Copy every line of the listing exactly.
begin Listing
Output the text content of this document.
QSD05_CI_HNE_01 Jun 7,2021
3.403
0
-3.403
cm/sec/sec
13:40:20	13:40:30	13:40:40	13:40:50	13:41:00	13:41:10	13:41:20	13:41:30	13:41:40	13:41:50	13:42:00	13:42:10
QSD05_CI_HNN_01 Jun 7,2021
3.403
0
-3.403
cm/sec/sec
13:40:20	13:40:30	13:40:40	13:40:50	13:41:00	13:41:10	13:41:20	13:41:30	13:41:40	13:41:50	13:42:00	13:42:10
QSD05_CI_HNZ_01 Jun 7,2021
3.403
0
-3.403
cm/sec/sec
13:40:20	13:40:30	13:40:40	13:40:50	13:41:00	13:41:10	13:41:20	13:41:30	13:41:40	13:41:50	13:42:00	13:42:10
end Listing
Result of this exercise
Output the text content of this document.
QSD05_CI_HNE_01 Jun 7,2021
3.403
0
-3.403
cm/sec/sec
13:40:20	13:40:30	13:40:40	13:40:50	13:41:00	13:41:10	13:41:20	13:41:30	13:41:40	13:41:50	13:42:00	13:42:10
QSD05_CI_HNN_01 Jun 7,2021
3.403
0
-3.403
cm/sec/sec
13:40:20	13:40:30	13:40:40	13:40:50	13:41:00	13:41:10	13:41:20	13:41:30	13:41:40	13:41:50	13:42:00	13:42:10
QSD05_CI_HNZ_01 Jun 7,2021
3.403
0
-3.403
cm/sec/sec
13:40:20	13:40:30	13:40:40	13:40:50	13:41:00	13:41:10	13:41:20	13:41:30	13:41:40	13:41:50	13:42:00	13:42:10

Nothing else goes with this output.